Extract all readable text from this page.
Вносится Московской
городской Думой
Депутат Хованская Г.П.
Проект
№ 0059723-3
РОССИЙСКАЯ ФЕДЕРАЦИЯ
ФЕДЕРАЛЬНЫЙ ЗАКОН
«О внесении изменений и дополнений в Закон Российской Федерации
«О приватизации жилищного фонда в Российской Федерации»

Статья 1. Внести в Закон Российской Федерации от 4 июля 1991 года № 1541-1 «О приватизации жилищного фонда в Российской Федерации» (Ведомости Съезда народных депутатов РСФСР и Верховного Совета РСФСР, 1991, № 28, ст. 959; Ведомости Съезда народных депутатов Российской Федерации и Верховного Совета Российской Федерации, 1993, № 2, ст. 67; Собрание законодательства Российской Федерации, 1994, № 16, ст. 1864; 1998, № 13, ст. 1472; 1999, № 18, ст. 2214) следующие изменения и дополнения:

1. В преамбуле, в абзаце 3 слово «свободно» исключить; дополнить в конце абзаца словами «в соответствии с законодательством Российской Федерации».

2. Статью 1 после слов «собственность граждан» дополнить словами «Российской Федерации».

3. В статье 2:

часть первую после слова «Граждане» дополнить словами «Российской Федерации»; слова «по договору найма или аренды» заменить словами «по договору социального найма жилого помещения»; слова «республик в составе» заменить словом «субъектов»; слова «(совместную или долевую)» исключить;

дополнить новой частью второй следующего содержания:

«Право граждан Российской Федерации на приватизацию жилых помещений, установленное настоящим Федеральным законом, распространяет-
* * *
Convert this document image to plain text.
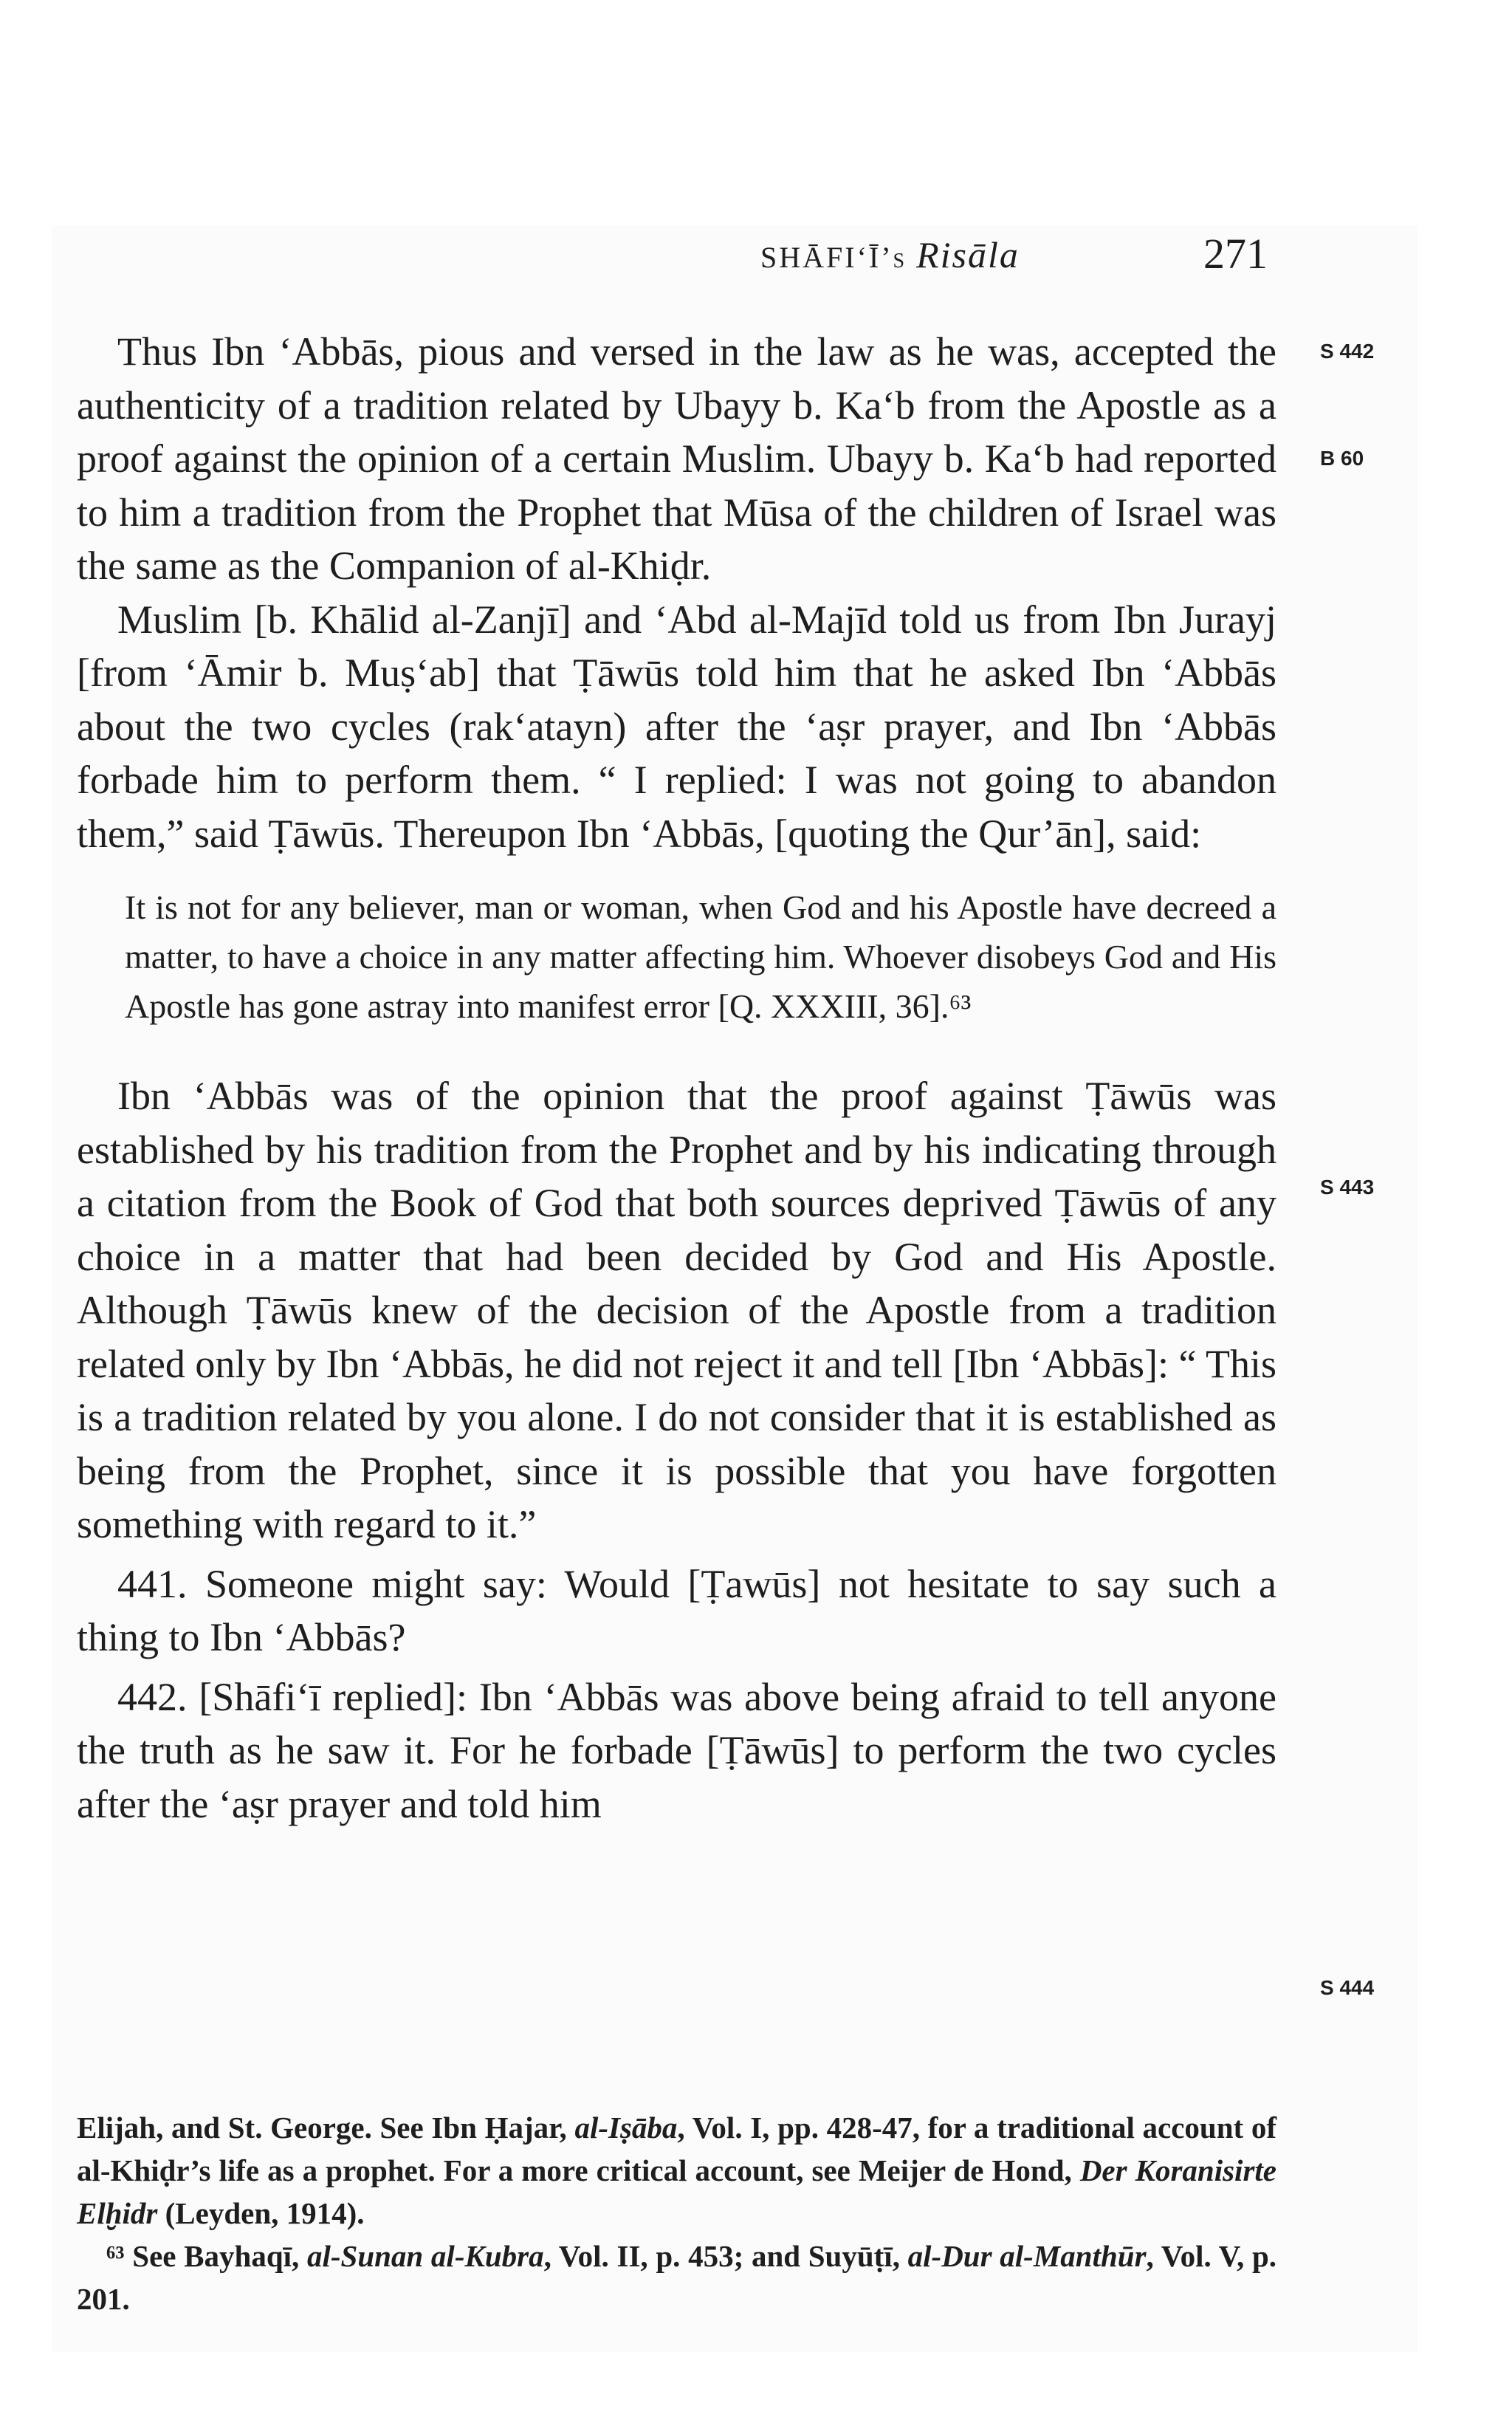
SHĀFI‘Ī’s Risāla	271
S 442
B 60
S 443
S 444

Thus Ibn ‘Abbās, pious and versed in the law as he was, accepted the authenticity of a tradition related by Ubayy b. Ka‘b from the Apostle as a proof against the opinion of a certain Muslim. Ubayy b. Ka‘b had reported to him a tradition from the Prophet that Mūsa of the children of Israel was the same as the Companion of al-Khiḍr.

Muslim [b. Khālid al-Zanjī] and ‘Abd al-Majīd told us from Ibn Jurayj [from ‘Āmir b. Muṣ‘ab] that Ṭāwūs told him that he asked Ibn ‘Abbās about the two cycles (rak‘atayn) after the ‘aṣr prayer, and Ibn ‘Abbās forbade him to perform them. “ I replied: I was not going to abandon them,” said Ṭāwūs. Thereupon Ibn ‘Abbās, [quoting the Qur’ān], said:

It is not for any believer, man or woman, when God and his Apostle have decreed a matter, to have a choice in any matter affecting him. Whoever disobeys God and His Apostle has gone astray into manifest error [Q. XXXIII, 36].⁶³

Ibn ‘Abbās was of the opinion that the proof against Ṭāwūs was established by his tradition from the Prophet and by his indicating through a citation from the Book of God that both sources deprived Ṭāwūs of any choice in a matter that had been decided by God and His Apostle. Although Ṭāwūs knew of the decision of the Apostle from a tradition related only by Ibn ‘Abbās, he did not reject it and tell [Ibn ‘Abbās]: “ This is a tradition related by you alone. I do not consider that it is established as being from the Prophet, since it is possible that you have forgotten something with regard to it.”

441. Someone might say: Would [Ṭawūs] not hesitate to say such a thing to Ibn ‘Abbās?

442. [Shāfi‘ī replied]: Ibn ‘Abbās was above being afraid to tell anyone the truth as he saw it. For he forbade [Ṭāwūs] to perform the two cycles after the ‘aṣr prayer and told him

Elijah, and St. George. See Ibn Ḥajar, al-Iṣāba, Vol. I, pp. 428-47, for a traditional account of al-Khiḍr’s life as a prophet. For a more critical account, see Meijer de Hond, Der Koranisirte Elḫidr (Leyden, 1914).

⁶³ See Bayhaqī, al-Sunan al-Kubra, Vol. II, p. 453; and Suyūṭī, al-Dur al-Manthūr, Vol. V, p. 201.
==
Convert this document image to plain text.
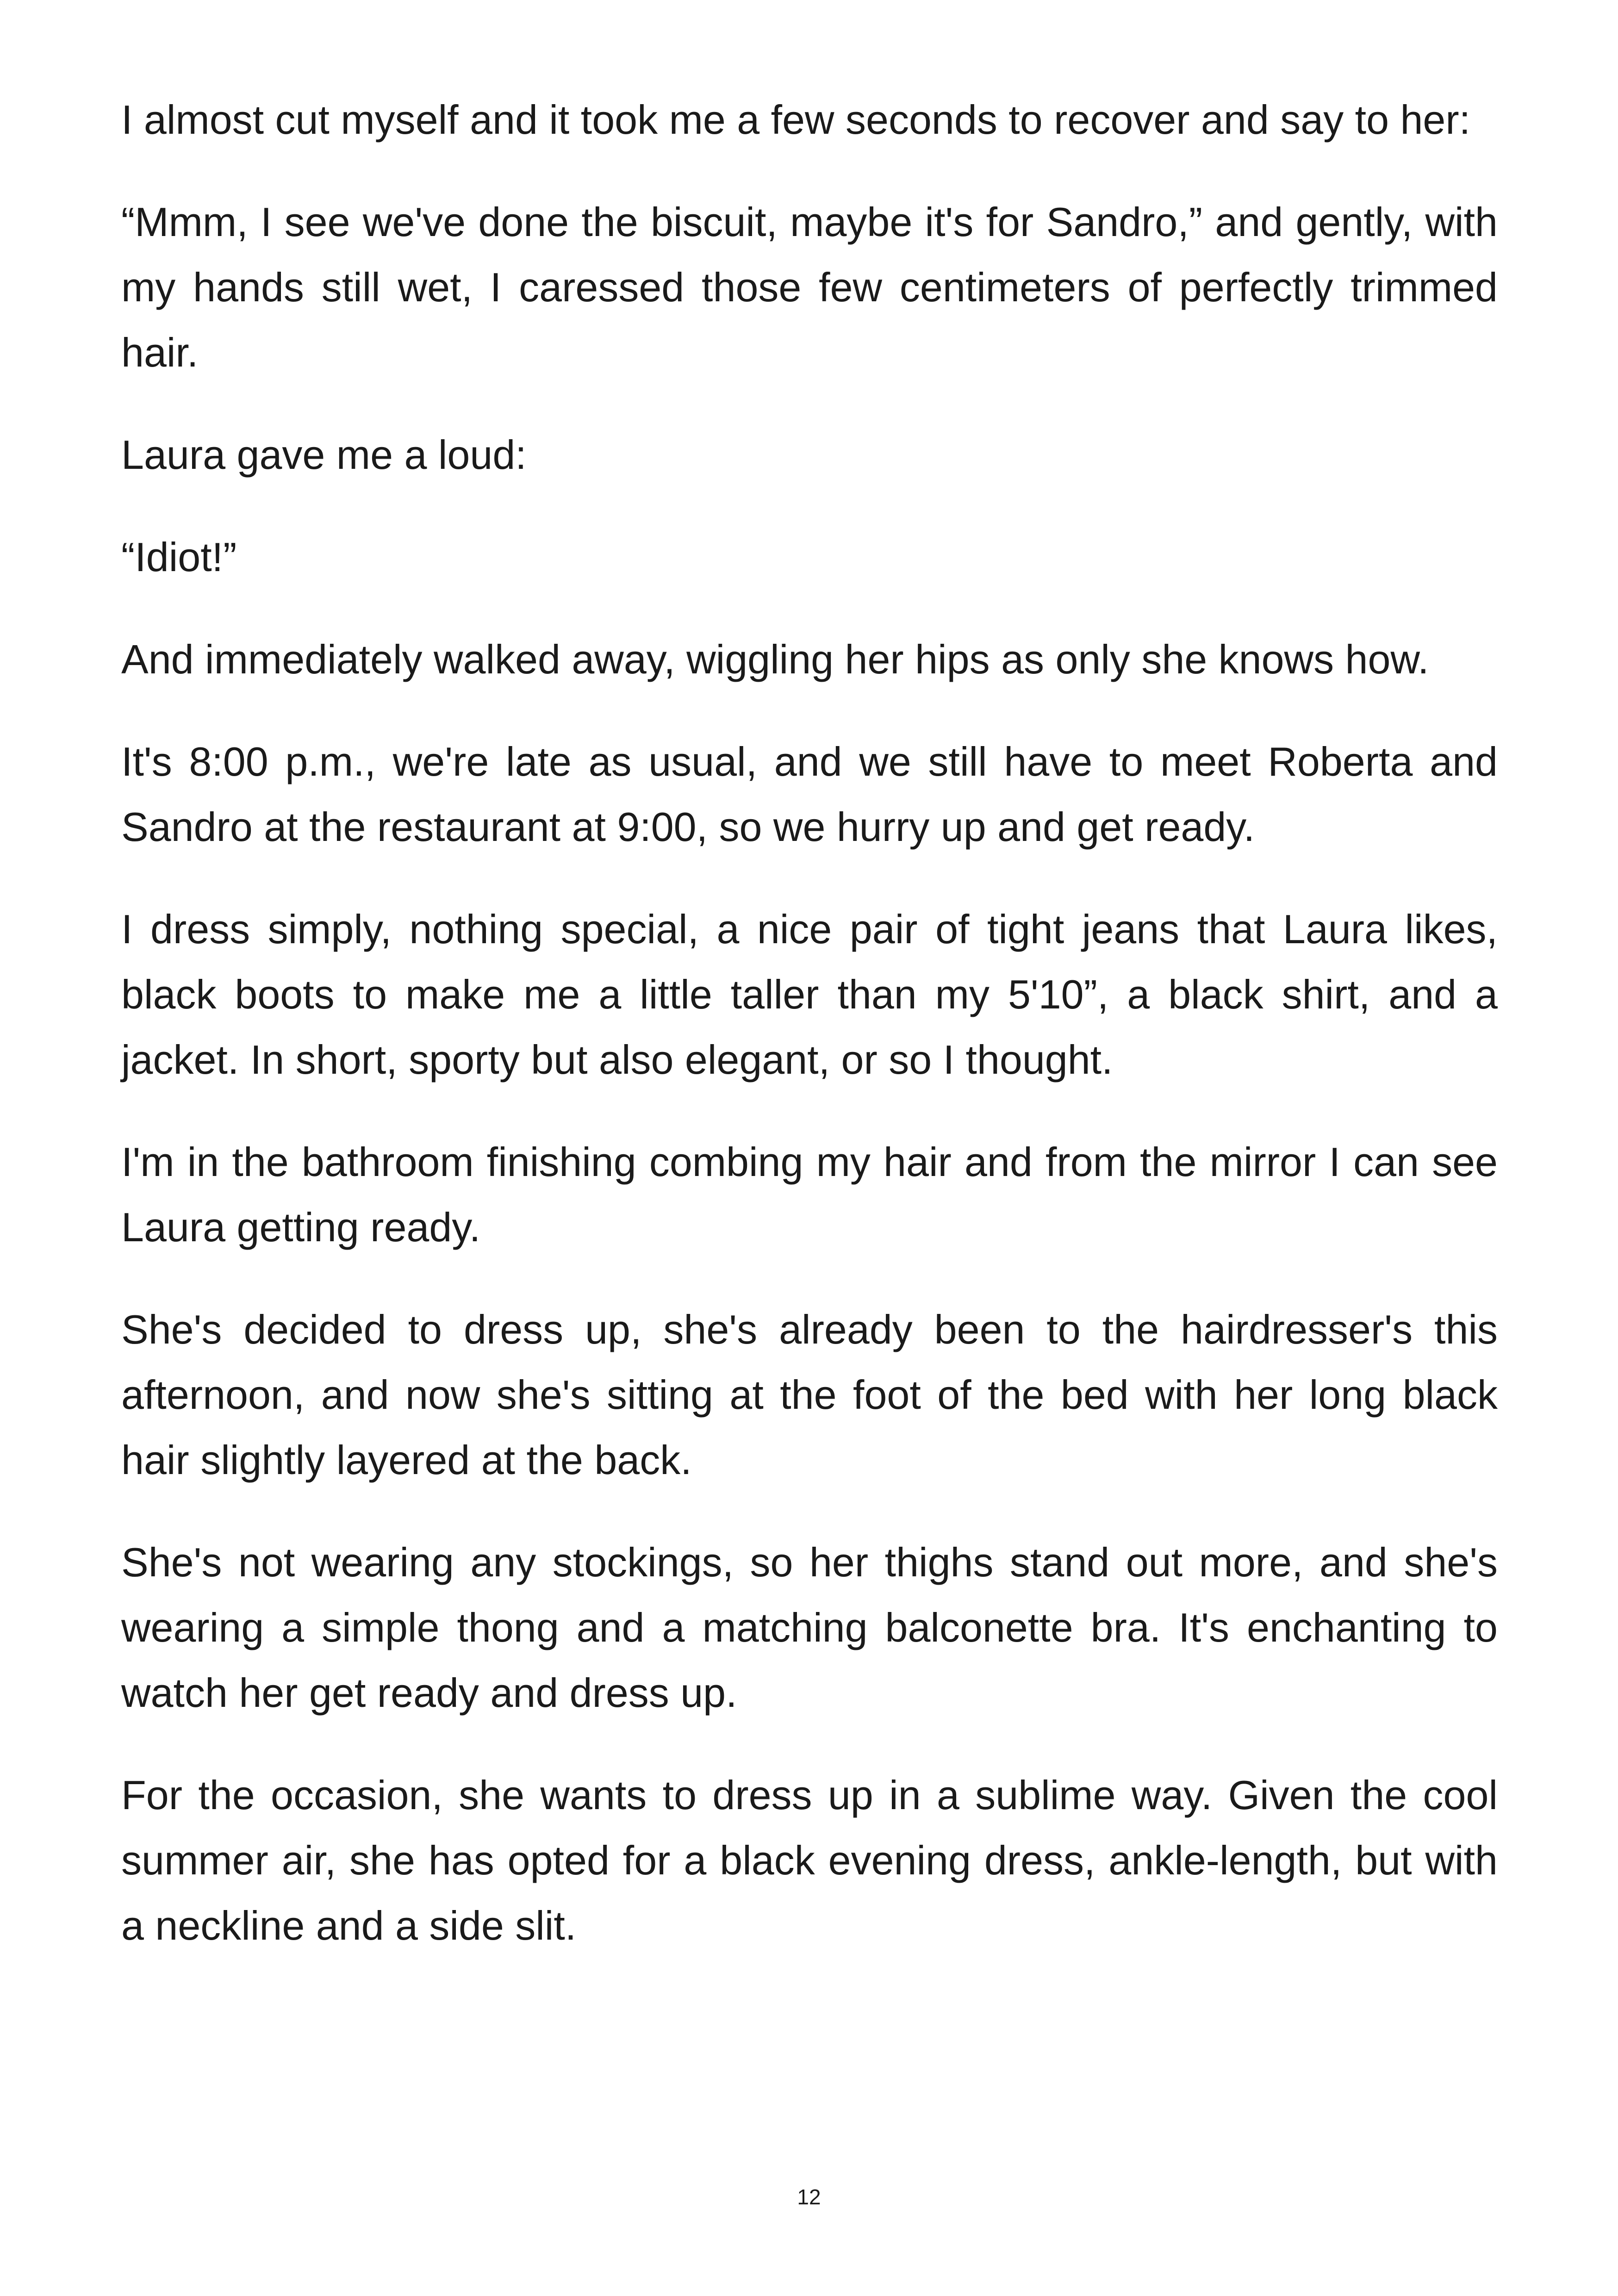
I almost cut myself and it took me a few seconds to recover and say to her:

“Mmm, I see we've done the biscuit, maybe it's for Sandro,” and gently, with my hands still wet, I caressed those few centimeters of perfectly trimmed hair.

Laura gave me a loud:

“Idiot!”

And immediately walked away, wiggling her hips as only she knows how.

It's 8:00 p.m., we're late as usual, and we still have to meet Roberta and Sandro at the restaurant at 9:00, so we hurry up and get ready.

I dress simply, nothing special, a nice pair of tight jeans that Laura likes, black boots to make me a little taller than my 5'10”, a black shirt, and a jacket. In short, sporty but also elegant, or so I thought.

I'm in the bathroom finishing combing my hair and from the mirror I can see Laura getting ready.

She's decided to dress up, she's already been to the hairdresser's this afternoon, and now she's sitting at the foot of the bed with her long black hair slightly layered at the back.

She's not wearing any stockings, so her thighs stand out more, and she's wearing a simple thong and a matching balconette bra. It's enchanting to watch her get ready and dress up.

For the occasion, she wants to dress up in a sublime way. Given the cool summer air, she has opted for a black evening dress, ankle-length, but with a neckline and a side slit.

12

== Request ==
Tally up the lines of the listing containing the word "Muslim". Give only the total.

== Written reply ==
2